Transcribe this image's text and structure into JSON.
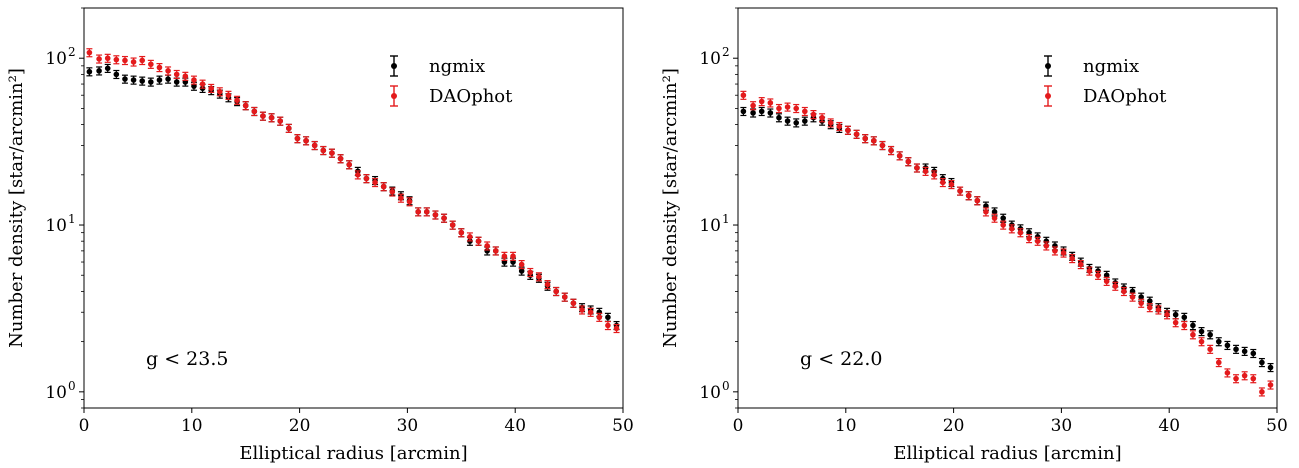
{
  "chart_data": [
    {
      "type": "scatter",
      "xlabel": "Elliptical radius [arcmin]",
      "ylabel": "Number density [star/arcmin²]",
      "xlim": [
        0,
        50
      ],
      "ylim": [
        0.8,
        200
      ],
      "y_scale": "log",
      "x_ticks": [
        0,
        10,
        20,
        30,
        40,
        50
      ],
      "y_ticks": [
        {
          "value": 1,
          "label": "10",
          "exp": "0"
        },
        {
          "value": 10,
          "label": "10",
          "exp": "1"
        },
        {
          "value": 100,
          "label": "10",
          "exp": "2"
        }
      ],
      "legend_position": "top-right",
      "annotation": "g < 23.5",
      "series": [
        {
          "name": "ngmix",
          "color": "#000000",
          "x": [
            0.5,
            1.4,
            2.2,
            3.0,
            3.8,
            4.6,
            5.4,
            6.2,
            7.0,
            7.8,
            8.6,
            9.4,
            10.2,
            11.0,
            11.8,
            12.6,
            13.4,
            14.2,
            15.0,
            15.8,
            16.6,
            17.4,
            18.2,
            19.0,
            19.8,
            20.6,
            21.4,
            22.2,
            23.0,
            23.8,
            24.6,
            25.4,
            26.2,
            27.0,
            27.8,
            28.6,
            29.4,
            30.2,
            31.0,
            31.8,
            32.6,
            33.4,
            34.2,
            35.0,
            35.8,
            36.6,
            37.4,
            38.2,
            39.0,
            39.8,
            40.6,
            41.4,
            42.2,
            43.0,
            43.8,
            44.6,
            45.4,
            46.2,
            47.0,
            47.8,
            48.6,
            49.4
          ],
          "y": [
            83,
            84,
            87,
            80,
            75,
            74,
            73,
            72,
            74,
            75,
            72,
            72,
            68,
            66,
            64,
            61,
            58,
            55,
            52,
            48,
            45,
            44,
            42,
            38,
            33,
            32,
            30,
            28,
            27,
            25,
            23,
            21,
            19,
            18.5,
            17,
            16,
            15,
            14,
            12,
            12,
            11.5,
            11,
            10,
            9,
            8,
            8,
            7,
            7,
            6,
            6,
            5.3,
            5,
            4.8,
            4.3,
            4,
            3.7,
            3.4,
            3.2,
            3.1,
            3.0,
            2.8,
            2.5
          ]
        },
        {
          "name": "DAOphot",
          "color": "#e31a1c",
          "x": [
            0.5,
            1.4,
            2.2,
            3.0,
            3.8,
            4.6,
            5.4,
            6.2,
            7.0,
            7.8,
            8.6,
            9.4,
            10.2,
            11.0,
            11.8,
            12.6,
            13.4,
            14.2,
            15.0,
            15.8,
            16.6,
            17.4,
            18.2,
            19.0,
            19.8,
            20.6,
            21.4,
            22.2,
            23.0,
            23.8,
            24.6,
            25.4,
            26.2,
            27.0,
            27.8,
            28.6,
            29.4,
            30.2,
            31.0,
            31.8,
            32.6,
            33.4,
            34.2,
            35.0,
            35.8,
            36.6,
            37.4,
            38.2,
            39.0,
            39.8,
            40.6,
            41.4,
            42.2,
            43.0,
            43.8,
            44.6,
            45.4,
            46.2,
            47.0,
            47.8,
            48.6,
            49.4
          ],
          "y": [
            108,
            99,
            100,
            98,
            97,
            95,
            97,
            92,
            88,
            84,
            80,
            78,
            74,
            70,
            66,
            63,
            60,
            56,
            52,
            48,
            45,
            44,
            42,
            38,
            33,
            32,
            30,
            28,
            27,
            25,
            23,
            20,
            19,
            18,
            17,
            15.8,
            14.5,
            13.8,
            12,
            12,
            11.5,
            11,
            10,
            9,
            8.5,
            8,
            7.5,
            7,
            6.5,
            6.5,
            5.8,
            5.2,
            4.9,
            4.4,
            4,
            3.7,
            3.4,
            3.1,
            3.0,
            2.8,
            2.5,
            2.4
          ]
        }
      ]
    },
    {
      "type": "scatter",
      "xlabel": "Elliptical radius [arcmin]",
      "ylabel": "Number density [star/arcmin²]",
      "xlim": [
        0,
        50
      ],
      "ylim": [
        0.8,
        200
      ],
      "y_scale": "log",
      "x_ticks": [
        0,
        10,
        20,
        30,
        40,
        50
      ],
      "y_ticks": [
        {
          "value": 1,
          "label": "10",
          "exp": "0"
        },
        {
          "value": 10,
          "label": "10",
          "exp": "1"
        },
        {
          "value": 100,
          "label": "10",
          "exp": "2"
        }
      ],
      "legend_position": "top-right",
      "annotation": "g < 22.0",
      "series": [
        {
          "name": "ngmix",
          "color": "#000000",
          "x": [
            0.5,
            1.4,
            2.2,
            3.0,
            3.8,
            4.6,
            5.4,
            6.2,
            7.0,
            7.8,
            8.6,
            9.4,
            10.2,
            11.0,
            11.8,
            12.6,
            13.4,
            14.2,
            15.0,
            15.8,
            16.6,
            17.4,
            18.2,
            19.0,
            19.8,
            20.6,
            21.4,
            22.2,
            23.0,
            23.8,
            24.6,
            25.4,
            26.2,
            27.0,
            27.8,
            28.6,
            29.4,
            30.2,
            31.0,
            31.8,
            32.6,
            33.4,
            34.2,
            35.0,
            35.8,
            36.6,
            37.4,
            38.2,
            39.0,
            39.8,
            40.6,
            41.4,
            42.2,
            43.0,
            43.8,
            44.6,
            45.4,
            46.2,
            47.0,
            47.8,
            48.6,
            49.4
          ],
          "y": [
            48,
            47,
            48,
            47,
            44,
            42,
            41,
            42,
            44,
            42,
            40,
            38,
            37,
            35,
            33,
            32,
            30,
            28,
            26,
            24,
            22,
            22,
            21,
            19,
            18,
            16,
            15,
            14,
            13,
            12,
            11,
            10,
            9.5,
            9,
            8.5,
            8,
            7.5,
            7,
            6.5,
            6,
            5.5,
            5.3,
            5,
            4.5,
            4.2,
            4.0,
            3.7,
            3.5,
            3.2,
            3.0,
            2.9,
            2.8,
            2.5,
            2.3,
            2.2,
            2.0,
            1.9,
            1.8,
            1.75,
            1.7,
            1.5,
            1.4
          ]
        },
        {
          "name": "DAOphot",
          "color": "#e31a1c",
          "x": [
            0.5,
            1.4,
            2.2,
            3.0,
            3.8,
            4.6,
            5.4,
            6.2,
            7.0,
            7.8,
            8.6,
            9.4,
            10.2,
            11.0,
            11.8,
            12.6,
            13.4,
            14.2,
            15.0,
            15.8,
            16.6,
            17.4,
            18.2,
            19.0,
            19.8,
            20.6,
            21.4,
            22.2,
            23.0,
            23.8,
            24.6,
            25.4,
            26.2,
            27.0,
            27.8,
            28.6,
            29.4,
            30.2,
            31.0,
            31.8,
            32.6,
            33.4,
            34.2,
            35.0,
            35.8,
            36.6,
            37.4,
            38.2,
            39.0,
            39.8,
            40.6,
            41.4,
            42.2,
            43.0,
            43.8,
            44.6,
            45.4,
            46.2,
            47.0,
            47.8,
            48.6,
            49.4
          ],
          "y": [
            60,
            52,
            55,
            54,
            50,
            51,
            50,
            48,
            46,
            44,
            41,
            39,
            37,
            35,
            33,
            32,
            30,
            28,
            26,
            24,
            22,
            21,
            20,
            18,
            17.5,
            16,
            15,
            14,
            12,
            11,
            10,
            9.5,
            9,
            8.3,
            8,
            7.5,
            7,
            6.8,
            6.3,
            5.8,
            5.3,
            5.0,
            4.6,
            4.3,
            4.0,
            3.7,
            3.4,
            3.2,
            3.1,
            2.9,
            2.6,
            2.5,
            2.2,
            2.0,
            1.8,
            1.5,
            1.3,
            1.2,
            1.25,
            1.2,
            1.0,
            1.1
          ]
        }
      ]
    }
  ]
}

_Problem to solve_
Omit all pictures while transcribing the entries verbatim.

_Answer in full_
Transcribe this image's text and structure into JSON.
{
  "chart_data": [
    {
      "type": "scatter",
      "xlabel": "Elliptical radius [arcmin]",
      "ylabel": "Number density [star/arcmin²]",
      "xlim": [
        0,
        50
      ],
      "ylim": [
        0.8,
        200
      ],
      "y_scale": "log",
      "x_ticks": [
        0,
        10,
        20,
        30,
        40,
        50
      ],
      "y_ticks": [
        {
          "value": 1,
          "label": "10",
          "exp": "0"
        },
        {
          "value": 10,
          "label": "10",
          "exp": "1"
        },
        {
          "value": 100,
          "label": "10",
          "exp": "2"
        }
      ],
      "legend_position": "top-right",
      "annotation": "g < 23.5",
      "series": [
        {
          "name": "ngmix",
          "color": "#000000",
          "x": [
            0.5,
            1.4,
            2.2,
            3.0,
            3.8,
            4.6,
            5.4,
            6.2,
            7.0,
            7.8,
            8.6,
            9.4,
            10.2,
            11.0,
            11.8,
            12.6,
            13.4,
            14.2,
            15.0,
            15.8,
            16.6,
            17.4,
            18.2,
            19.0,
            19.8,
            20.6,
            21.4,
            22.2,
            23.0,
            23.8,
            24.6,
            25.4,
            26.2,
            27.0,
            27.8,
            28.6,
            29.4,
            30.2,
            31.0,
            31.8,
            32.6,
            33.4,
            34.2,
            35.0,
            35.8,
            36.6,
            37.4,
            38.2,
            39.0,
            39.8,
            40.6,
            41.4,
            42.2,
            43.0,
            43.8,
            44.6,
            45.4,
            46.2,
            47.0,
            47.8,
            48.6,
            49.4
          ],
          "y": [
            83,
            84,
            87,
            80,
            75,
            74,
            73,
            72,
            74,
            75,
            72,
            72,
            68,
            66,
            64,
            61,
            58,
            55,
            52,
            48,
            45,
            44,
            42,
            38,
            33,
            32,
            30,
            28,
            27,
            25,
            23,
            21,
            19,
            18.5,
            17,
            16,
            15,
            14,
            12,
            12,
            11.5,
            11,
            10,
            9,
            8,
            8,
            7,
            7,
            6,
            6,
            5.3,
            5,
            4.8,
            4.3,
            4,
            3.7,
            3.4,
            3.2,
            3.1,
            3.0,
            2.8,
            2.5
          ]
        },
        {
          "name": "DAOphot",
          "color": "#e31a1c",
          "x": [
            0.5,
            1.4,
            2.2,
            3.0,
            3.8,
            4.6,
            5.4,
            6.2,
            7.0,
            7.8,
            8.6,
            9.4,
            10.2,
            11.0,
            11.8,
            12.6,
            13.4,
            14.2,
            15.0,
            15.8,
            16.6,
            17.4,
            18.2,
            19.0,
            19.8,
            20.6,
            21.4,
            22.2,
            23.0,
            23.8,
            24.6,
            25.4,
            26.2,
            27.0,
            27.8,
            28.6,
            29.4,
            30.2,
            31.0,
            31.8,
            32.6,
            33.4,
            34.2,
            35.0,
            35.8,
            36.6,
            37.4,
            38.2,
            39.0,
            39.8,
            40.6,
            41.4,
            42.2,
            43.0,
            43.8,
            44.6,
            45.4,
            46.2,
            47.0,
            47.8,
            48.6,
            49.4
          ],
          "y": [
            108,
            99,
            100,
            98,
            97,
            95,
            97,
            92,
            88,
            84,
            80,
            78,
            74,
            70,
            66,
            63,
            60,
            56,
            52,
            48,
            45,
            44,
            42,
            38,
            33,
            32,
            30,
            28,
            27,
            25,
            23,
            20,
            19,
            18,
            17,
            15.8,
            14.5,
            13.8,
            12,
            12,
            11.5,
            11,
            10,
            9,
            8.5,
            8,
            7.5,
            7,
            6.5,
            6.5,
            5.8,
            5.2,
            4.9,
            4.4,
            4,
            3.7,
            3.4,
            3.1,
            3.0,
            2.8,
            2.5,
            2.4
          ]
        }
      ]
    },
    {
      "type": "scatter",
      "xlabel": "Elliptical radius [arcmin]",
      "ylabel": "Number density [star/arcmin²]",
      "xlim": [
        0,
        50
      ],
      "ylim": [
        0.8,
        200
      ],
      "y_scale": "log",
      "x_ticks": [
        0,
        10,
        20,
        30,
        40,
        50
      ],
      "y_ticks": [
        {
          "value": 1,
          "label": "10",
          "exp": "0"
        },
        {
          "value": 10,
          "label": "10",
          "exp": "1"
        },
        {
          "value": 100,
          "label": "10",
          "exp": "2"
        }
      ],
      "legend_position": "top-right",
      "annotation": "g < 22.0",
      "series": [
        {
          "name": "ngmix",
          "color": "#000000",
          "x": [
            0.5,
            1.4,
            2.2,
            3.0,
            3.8,
            4.6,
            5.4,
            6.2,
            7.0,
            7.8,
            8.6,
            9.4,
            10.2,
            11.0,
            11.8,
            12.6,
            13.4,
            14.2,
            15.0,
            15.8,
            16.6,
            17.4,
            18.2,
            19.0,
            19.8,
            20.6,
            21.4,
            22.2,
            23.0,
            23.8,
            24.6,
            25.4,
            26.2,
            27.0,
            27.8,
            28.6,
            29.4,
            30.2,
            31.0,
            31.8,
            32.6,
            33.4,
            34.2,
            35.0,
            35.8,
            36.6,
            37.4,
            38.2,
            39.0,
            39.8,
            40.6,
            41.4,
            42.2,
            43.0,
            43.8,
            44.6,
            45.4,
            46.2,
            47.0,
            47.8,
            48.6,
            49.4
          ],
          "y": [
            48,
            47,
            48,
            47,
            44,
            42,
            41,
            42,
            44,
            42,
            40,
            38,
            37,
            35,
            33,
            32,
            30,
            28,
            26,
            24,
            22,
            22,
            21,
            19,
            18,
            16,
            15,
            14,
            13,
            12,
            11,
            10,
            9.5,
            9,
            8.5,
            8,
            7.5,
            7,
            6.5,
            6,
            5.5,
            5.3,
            5,
            4.5,
            4.2,
            4.0,
            3.7,
            3.5,
            3.2,
            3.0,
            2.9,
            2.8,
            2.5,
            2.3,
            2.2,
            2.0,
            1.9,
            1.8,
            1.75,
            1.7,
            1.5,
            1.4
          ]
        },
        {
          "name": "DAOphot",
          "color": "#e31a1c",
          "x": [
            0.5,
            1.4,
            2.2,
            3.0,
            3.8,
            4.6,
            5.4,
            6.2,
            7.0,
            7.8,
            8.6,
            9.4,
            10.2,
            11.0,
            11.8,
            12.6,
            13.4,
            14.2,
            15.0,
            15.8,
            16.6,
            17.4,
            18.2,
            19.0,
            19.8,
            20.6,
            21.4,
            22.2,
            23.0,
            23.8,
            24.6,
            25.4,
            26.2,
            27.0,
            27.8,
            28.6,
            29.4,
            30.2,
            31.0,
            31.8,
            32.6,
            33.4,
            34.2,
            35.0,
            35.8,
            36.6,
            37.4,
            38.2,
            39.0,
            39.8,
            40.6,
            41.4,
            42.2,
            43.0,
            43.8,
            44.6,
            45.4,
            46.2,
            47.0,
            47.8,
            48.6,
            49.4
          ],
          "y": [
            60,
            52,
            55,
            54,
            50,
            51,
            50,
            48,
            46,
            44,
            41,
            39,
            37,
            35,
            33,
            32,
            30,
            28,
            26,
            24,
            22,
            21,
            20,
            18,
            17.5,
            16,
            15,
            14,
            12,
            11,
            10,
            9.5,
            9,
            8.3,
            8,
            7.5,
            7,
            6.8,
            6.3,
            5.8,
            5.3,
            5.0,
            4.6,
            4.3,
            4.0,
            3.7,
            3.4,
            3.2,
            3.1,
            2.9,
            2.6,
            2.5,
            2.2,
            2.0,
            1.8,
            1.5,
            1.3,
            1.2,
            1.25,
            1.2,
            1.0,
            1.1
          ]
        }
      ]
    }
  ]
}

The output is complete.